Extracts from a graphics dataset:
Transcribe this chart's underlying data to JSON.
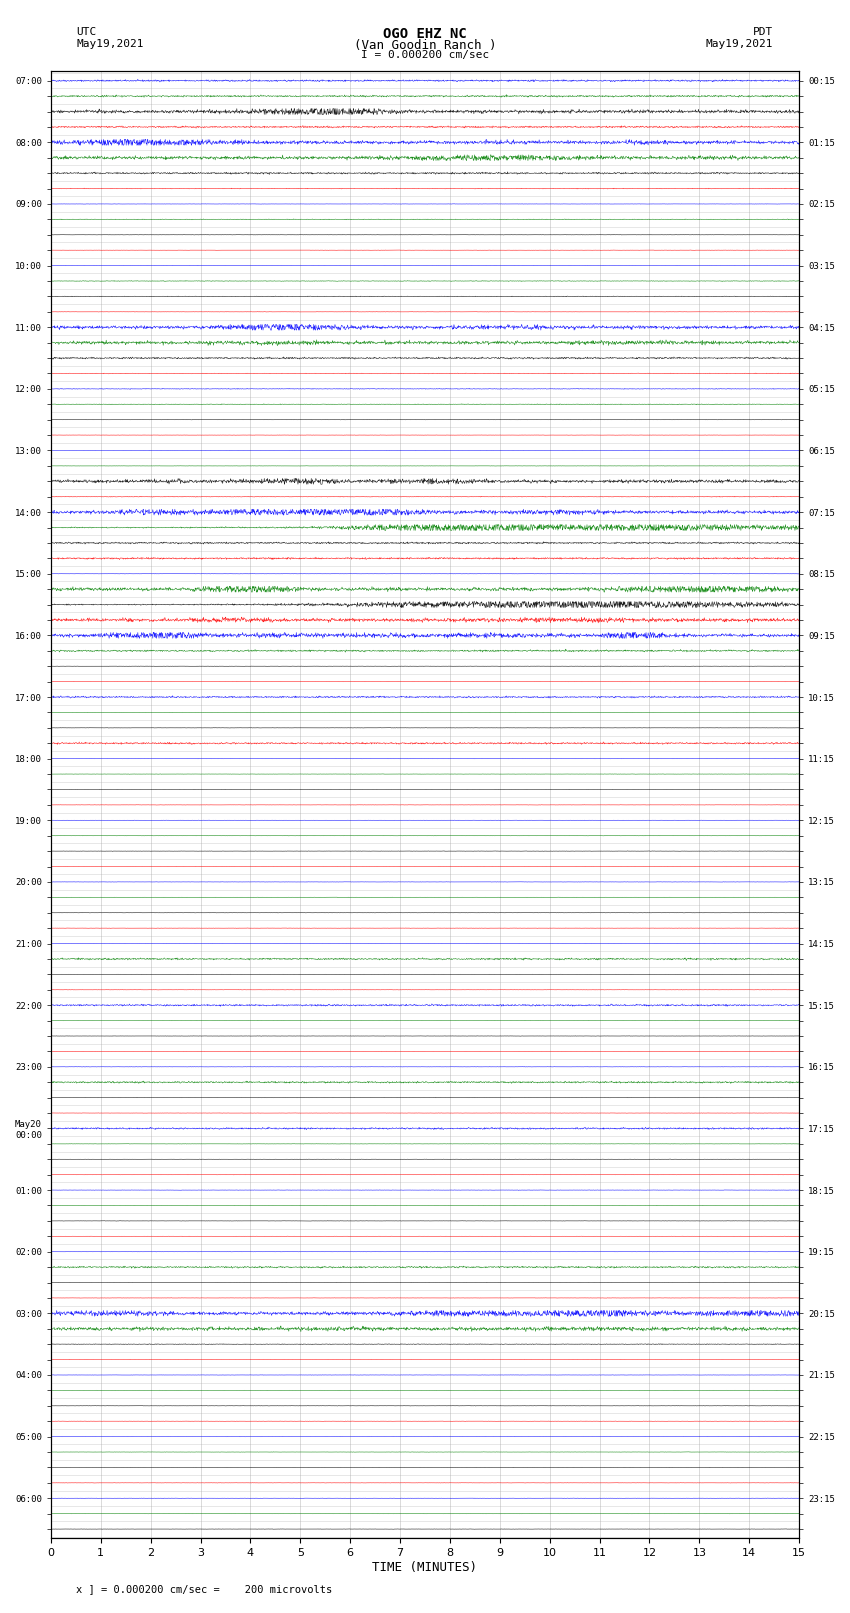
{
  "title_line1": "OGO EHZ NC",
  "title_line2": "(Van Goodin Ranch )",
  "title_line3": "I = 0.000200 cm/sec",
  "left_header_line1": "UTC",
  "left_header_line2": "May19,2021",
  "right_header_line1": "PDT",
  "right_header_line2": "May19,2021",
  "footer": "x ] = 0.000200 cm/sec =    200 microvolts",
  "xlabel": "TIME (MINUTES)",
  "bg_color": "#ffffff",
  "plot_bg_color": "#ffffff",
  "grid_color": "#aaaaaa",
  "text_color": "#000000",
  "xmin": 0,
  "xmax": 15,
  "xticks": [
    0,
    1,
    2,
    3,
    4,
    5,
    6,
    7,
    8,
    9,
    10,
    11,
    12,
    13,
    14,
    15
  ],
  "trace_colors_cycle": [
    "blue",
    "green",
    "black",
    "red"
  ],
  "left_labels": [
    "07:00",
    "",
    "",
    "",
    "08:00",
    "",
    "",
    "",
    "09:00",
    "",
    "",
    "",
    "10:00",
    "",
    "",
    "",
    "11:00",
    "",
    "",
    "",
    "12:00",
    "",
    "",
    "",
    "13:00",
    "",
    "",
    "",
    "14:00",
    "",
    "",
    "",
    "15:00",
    "",
    "",
    "",
    "16:00",
    "",
    "",
    "",
    "17:00",
    "",
    "",
    "",
    "18:00",
    "",
    "",
    "",
    "19:00",
    "",
    "",
    "",
    "20:00",
    "",
    "",
    "",
    "21:00",
    "",
    "",
    "",
    "22:00",
    "",
    "",
    "",
    "23:00",
    "",
    "",
    "",
    "May20\n00:00",
    "",
    "",
    "",
    "01:00",
    "",
    "",
    "",
    "02:00",
    "",
    "",
    "",
    "03:00",
    "",
    "",
    "",
    "04:00",
    "",
    "",
    "",
    "05:00",
    "",
    "",
    "",
    "06:00",
    "",
    ""
  ],
  "right_labels": [
    "00:15",
    "",
    "",
    "",
    "01:15",
    "",
    "",
    "",
    "02:15",
    "",
    "",
    "",
    "03:15",
    "",
    "",
    "",
    "04:15",
    "",
    "",
    "",
    "05:15",
    "",
    "",
    "",
    "06:15",
    "",
    "",
    "",
    "07:15",
    "",
    "",
    "",
    "08:15",
    "",
    "",
    "",
    "09:15",
    "",
    "",
    "",
    "10:15",
    "",
    "",
    "",
    "11:15",
    "",
    "",
    "",
    "12:15",
    "",
    "",
    "",
    "13:15",
    "",
    "",
    "",
    "14:15",
    "",
    "",
    "",
    "15:15",
    "",
    "",
    "",
    "16:15",
    "",
    "",
    "",
    "17:15",
    "",
    "",
    "",
    "18:15",
    "",
    "",
    "",
    "19:15",
    "",
    "",
    "",
    "20:15",
    "",
    "",
    "",
    "21:15",
    "",
    "",
    "",
    "22:15",
    "",
    "",
    "",
    "23:15",
    "",
    ""
  ],
  "activity_map": {
    "0": 2,
    "1": 2,
    "2": 3,
    "3": 2,
    "4": 3,
    "5": 3,
    "6": 2,
    "7": 1,
    "8": 0,
    "9": 1,
    "10": 0,
    "11": 0,
    "12": 0,
    "13": 1,
    "14": 1,
    "15": 0,
    "16": 3,
    "17": 3,
    "18": 2,
    "19": 1,
    "20": 1,
    "21": 1,
    "22": 0,
    "23": 0,
    "24": 0,
    "25": 0,
    "26": 3,
    "27": 1,
    "28": 3,
    "29": 4,
    "30": 2,
    "31": 2,
    "32": 0,
    "33": 3,
    "34": 4,
    "35": 3,
    "36": 3,
    "37": 2,
    "38": 0,
    "39": 0,
    "40": 2,
    "41": 0,
    "42": 0,
    "43": 2,
    "44": 0,
    "45": 0,
    "46": 0,
    "47": 0,
    "48": 0,
    "49": 0,
    "50": 0,
    "51": 0,
    "52": 0,
    "53": 0,
    "54": 0,
    "55": 0,
    "56": 0,
    "57": 2,
    "58": 0,
    "59": 0,
    "60": 2,
    "61": 0,
    "62": 0,
    "63": 0,
    "64": 0,
    "65": 2,
    "66": 0,
    "67": 0,
    "68": 2,
    "69": 0,
    "70": 0,
    "71": 0,
    "72": 0,
    "73": 0,
    "74": 0,
    "75": 0,
    "76": 0,
    "77": 2,
    "78": 0,
    "79": 0,
    "80": 3,
    "81": 3,
    "82": 1,
    "83": 0,
    "84": 0,
    "85": 0,
    "86": 0,
    "87": 0,
    "88": 0,
    "89": 0,
    "90": 0,
    "91": 0,
    "92": 0,
    "93": 0,
    "94": 0
  }
}
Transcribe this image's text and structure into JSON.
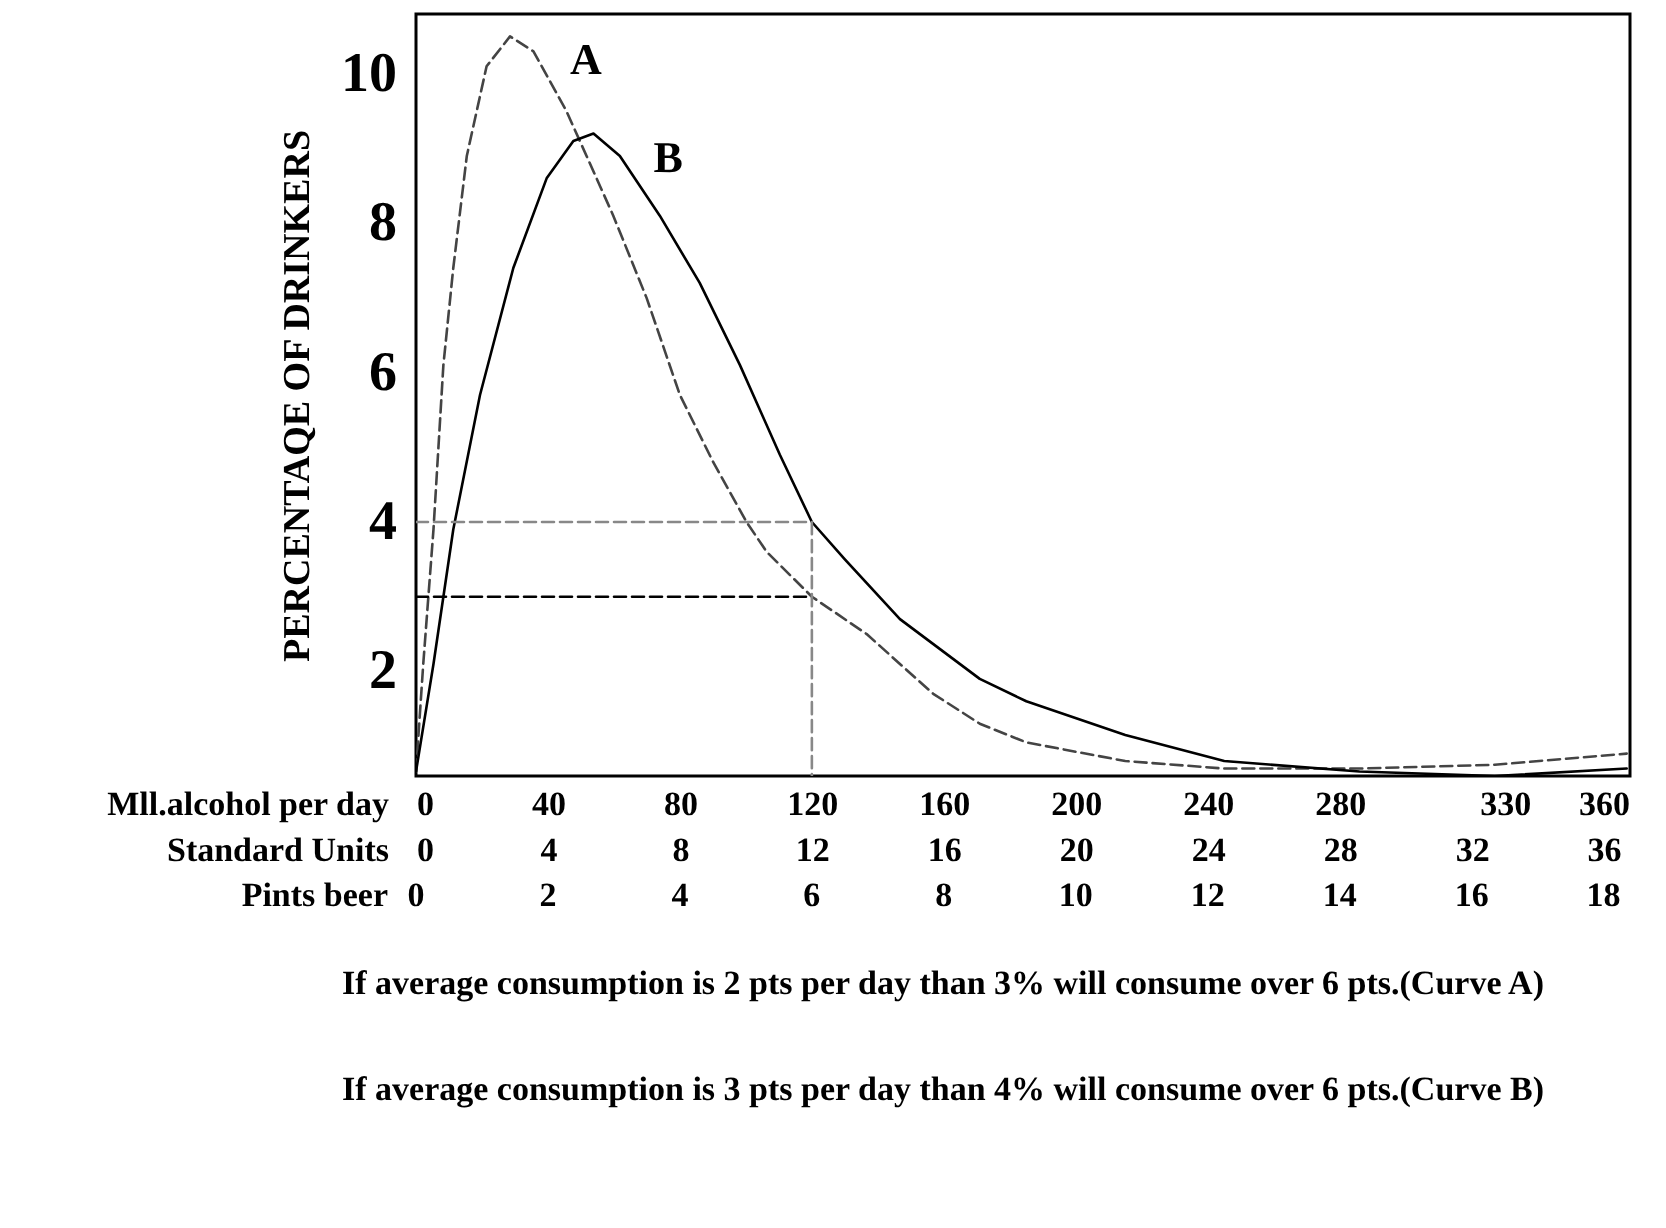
{
  "chart_data": {
    "type": "line",
    "ylabel": "PERCENTAQE OF DRINKERS",
    "xlabel": "Mll.alcohol per day",
    "x2label": "Standard Units",
    "xlim": [
      0,
      368
    ],
    "xticks": [
      0,
      40,
      80,
      120,
      160,
      200,
      240,
      280,
      330,
      360
    ],
    "x2lim": [
      0,
      36.8
    ],
    "x2ticks": [
      0,
      4,
      8,
      12,
      16,
      20,
      24,
      28,
      32,
      36
    ],
    "ylim": [
      0.6,
      10.8
    ],
    "yticks": [
      2,
      4,
      6,
      8,
      10
    ],
    "series": [
      {
        "name": "A",
        "color": "#444444",
        "line_style": "dashed",
        "x": [
          0,
          2.2,
          5.3,
          8.3,
          11.3,
          15.4,
          21.4,
          28.5,
          35.6,
          45.6,
          51.7,
          59.8,
          69.9,
          80,
          90.1,
          100.2,
          106.3,
          120,
          136.6,
          156.8,
          170.9,
          185,
          215,
          245,
          286,
          327,
          367
        ],
        "values": [
          0.66,
          2.1,
          3.9,
          6.1,
          7.4,
          8.9,
          10.1,
          10.5,
          10.3,
          9.5,
          8.9,
          8.1,
          7.0,
          5.7,
          4.8,
          4.0,
          3.6,
          3.0,
          2.5,
          1.7,
          1.3,
          1.05,
          0.8,
          0.7,
          0.7,
          0.75,
          0.9
        ]
      },
      {
        "name": "B",
        "color": "#000000",
        "line_style": "solid",
        "x": [
          0,
          5.3,
          11.3,
          19.4,
          29.5,
          39.6,
          47.7,
          53.8,
          61.8,
          73.9,
          86,
          98.2,
          110.3,
          120,
          130,
          146.7,
          170.9,
          185,
          215,
          245,
          286,
          327,
          367
        ],
        "values": [
          0.66,
          2.1,
          3.9,
          5.7,
          7.4,
          8.6,
          9.1,
          9.2,
          8.9,
          8.1,
          7.2,
          6.1,
          4.9,
          4.0,
          3.5,
          2.7,
          1.9,
          1.6,
          1.15,
          0.8,
          0.66,
          0.6,
          0.7
        ]
      },
      {
        "color": "#888888",
        "line_style": "dashed",
        "x": [
          0,
          120,
          120
        ],
        "values": [
          4,
          4,
          0.6
        ]
      },
      {
        "color": "#000000",
        "line_style": "dashed",
        "x": [
          0,
          120
        ],
        "values": [
          3,
          3
        ]
      }
    ],
    "annotations": [
      "Pints beer",
      "0",
      "2",
      "4",
      "6",
      "8",
      "10",
      "12",
      "14",
      "16",
      "18",
      "If average consumption is 2 pts per day than 3% will consume over 6 pts.(Curve A)",
      "If average consumption is 3 pts per day than 4% will consume over 6 pts.(Curve B)"
    ]
  }
}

What the task asks:
In your copy, leave out the pictures and reproduce the material above exactly.

Answer below:
Transcribe this chart's underlying data to JSON.
{
  "title_line1": "OGO EHZ NC",
  "title_line2": "(Van Goodin Ranch )",
  "title_line3": "I = 0.000200 cm/sec",
  "left_header_line1": "UTC",
  "left_header_line2": "May19,2021",
  "right_header_line1": "PDT",
  "right_header_line2": "May19,2021",
  "footer": "x ] = 0.000200 cm/sec =    200 microvolts",
  "xlabel": "TIME (MINUTES)",
  "bg_color": "#ffffff",
  "plot_bg_color": "#ffffff",
  "grid_color": "#aaaaaa",
  "text_color": "#000000",
  "xmin": 0,
  "xmax": 15,
  "xticks": [
    0,
    1,
    2,
    3,
    4,
    5,
    6,
    7,
    8,
    9,
    10,
    11,
    12,
    13,
    14,
    15
  ],
  "trace_colors_cycle": [
    "blue",
    "green",
    "black",
    "red"
  ],
  "left_labels": [
    "07:00",
    "",
    "",
    "",
    "08:00",
    "",
    "",
    "",
    "09:00",
    "",
    "",
    "",
    "10:00",
    "",
    "",
    "",
    "11:00",
    "",
    "",
    "",
    "12:00",
    "",
    "",
    "",
    "13:00",
    "",
    "",
    "",
    "14:00",
    "",
    "",
    "",
    "15:00",
    "",
    "",
    "",
    "16:00",
    "",
    "",
    "",
    "17:00",
    "",
    "",
    "",
    "18:00",
    "",
    "",
    "",
    "19:00",
    "",
    "",
    "",
    "20:00",
    "",
    "",
    "",
    "21:00",
    "",
    "",
    "",
    "22:00",
    "",
    "",
    "",
    "23:00",
    "",
    "",
    "",
    "May20\n00:00",
    "",
    "",
    "",
    "01:00",
    "",
    "",
    "",
    "02:00",
    "",
    "",
    "",
    "03:00",
    "",
    "",
    "",
    "04:00",
    "",
    "",
    "",
    "05:00",
    "",
    "",
    "",
    "06:00",
    "",
    ""
  ],
  "right_labels": [
    "00:15",
    "",
    "",
    "",
    "01:15",
    "",
    "",
    "",
    "02:15",
    "",
    "",
    "",
    "03:15",
    "",
    "",
    "",
    "04:15",
    "",
    "",
    "",
    "05:15",
    "",
    "",
    "",
    "06:15",
    "",
    "",
    "",
    "07:15",
    "",
    "",
    "",
    "08:15",
    "",
    "",
    "",
    "09:15",
    "",
    "",
    "",
    "10:15",
    "",
    "",
    "",
    "11:15",
    "",
    "",
    "",
    "12:15",
    "",
    "",
    "",
    "13:15",
    "",
    "",
    "",
    "14:15",
    "",
    "",
    "",
    "15:15",
    "",
    "",
    "",
    "16:15",
    "",
    "",
    "",
    "17:15",
    "",
    "",
    "",
    "18:15",
    "",
    "",
    "",
    "19:15",
    "",
    "",
    "",
    "20:15",
    "",
    "",
    "",
    "21:15",
    "",
    "",
    "",
    "22:15",
    "",
    "",
    "",
    "23:15",
    "",
    ""
  ],
  "activity_map": {
    "0": 2,
    "1": 2,
    "2": 3,
    "3": 2,
    "4": 3,
    "5": 3,
    "6": 2,
    "7": 1,
    "8": 0,
    "9": 1,
    "10": 0,
    "11": 0,
    "12": 0,
    "13": 1,
    "14": 1,
    "15": 0,
    "16": 3,
    "17": 3,
    "18": 2,
    "19": 1,
    "20": 1,
    "21": 1,
    "22": 0,
    "23": 0,
    "24": 0,
    "25": 0,
    "26": 3,
    "27": 1,
    "28": 3,
    "29": 4,
    "30": 2,
    "31": 2,
    "32": 0,
    "33": 3,
    "34": 4,
    "35": 3,
    "36": 3,
    "37": 2,
    "38": 0,
    "39": 0,
    "40": 2,
    "41": 0,
    "42": 0,
    "43": 2,
    "44": 0,
    "45": 0,
    "46": 0,
    "47": 0,
    "48": 0,
    "49": 0,
    "50": 0,
    "51": 0,
    "52": 0,
    "53": 0,
    "54": 0,
    "55": 0,
    "56": 0,
    "57": 2,
    "58": 0,
    "59": 0,
    "60": 2,
    "61": 0,
    "62": 0,
    "63": 0,
    "64": 0,
    "65": 2,
    "66": 0,
    "67": 0,
    "68": 2,
    "69": 0,
    "70": 0,
    "71": 0,
    "72": 0,
    "73": 0,
    "74": 0,
    "75": 0,
    "76": 0,
    "77": 2,
    "78": 0,
    "79": 0,
    "80": 3,
    "81": 3,
    "82": 1,
    "83": 0,
    "84": 0,
    "85": 0,
    "86": 0,
    "87": 0,
    "88": 0,
    "89": 0,
    "90": 0,
    "91": 0,
    "92": 0,
    "93": 0,
    "94": 0
  }
}
Transcribe this image's text and structure into JSON.
{
  "chart_data": {
    "type": "line",
    "ylabel": "PERCENTAQE OF DRINKERS",
    "xlabel": "Mll.alcohol per day",
    "x2label": "Standard Units",
    "xlim": [
      0,
      368
    ],
    "xticks": [
      0,
      40,
      80,
      120,
      160,
      200,
      240,
      280,
      330,
      360
    ],
    "x2lim": [
      0,
      36.8
    ],
    "x2ticks": [
      0,
      4,
      8,
      12,
      16,
      20,
      24,
      28,
      32,
      36
    ],
    "ylim": [
      0.6,
      10.8
    ],
    "yticks": [
      2,
      4,
      6,
      8,
      10
    ],
    "series": [
      {
        "name": "A",
        "color": "#444444",
        "line_style": "dashed",
        "x": [
          0,
          2.2,
          5.3,
          8.3,
          11.3,
          15.4,
          21.4,
          28.5,
          35.6,
          45.6,
          51.7,
          59.8,
          69.9,
          80,
          90.1,
          100.2,
          106.3,
          120,
          136.6,
          156.8,
          170.9,
          185,
          215,
          245,
          286,
          327,
          367
        ],
        "values": [
          0.66,
          2.1,
          3.9,
          6.1,
          7.4,
          8.9,
          10.1,
          10.5,
          10.3,
          9.5,
          8.9,
          8.1,
          7.0,
          5.7,
          4.8,
          4.0,
          3.6,
          3.0,
          2.5,
          1.7,
          1.3,
          1.05,
          0.8,
          0.7,
          0.7,
          0.75,
          0.9
        ]
      },
      {
        "name": "B",
        "color": "#000000",
        "line_style": "solid",
        "x": [
          0,
          5.3,
          11.3,
          19.4,
          29.5,
          39.6,
          47.7,
          53.8,
          61.8,
          73.9,
          86,
          98.2,
          110.3,
          120,
          130,
          146.7,
          170.9,
          185,
          215,
          245,
          286,
          327,
          367
        ],
        "values": [
          0.66,
          2.1,
          3.9,
          5.7,
          7.4,
          8.6,
          9.1,
          9.2,
          8.9,
          8.1,
          7.2,
          6.1,
          4.9,
          4.0,
          3.5,
          2.7,
          1.9,
          1.6,
          1.15,
          0.8,
          0.66,
          0.6,
          0.7
        ]
      },
      {
        "color": "#888888",
        "line_style": "dashed",
        "x": [
          0,
          120,
          120
        ],
        "values": [
          4,
          4,
          0.6
        ]
      },
      {
        "color": "#000000",
        "line_style": "dashed",
        "x": [
          0,
          120
        ],
        "values": [
          3,
          3
        ]
      }
    ],
    "annotations": [
      "Pints beer",
      "0",
      "2",
      "4",
      "6",
      "8",
      "10",
      "12",
      "14",
      "16",
      "18",
      "If average consumption is 2 pts per day than 3% will consume over 6 pts.(Curve A)",
      "If average consumption is 3 pts per day than 4% will consume over 6 pts.(Curve B)"
    ]
  }
}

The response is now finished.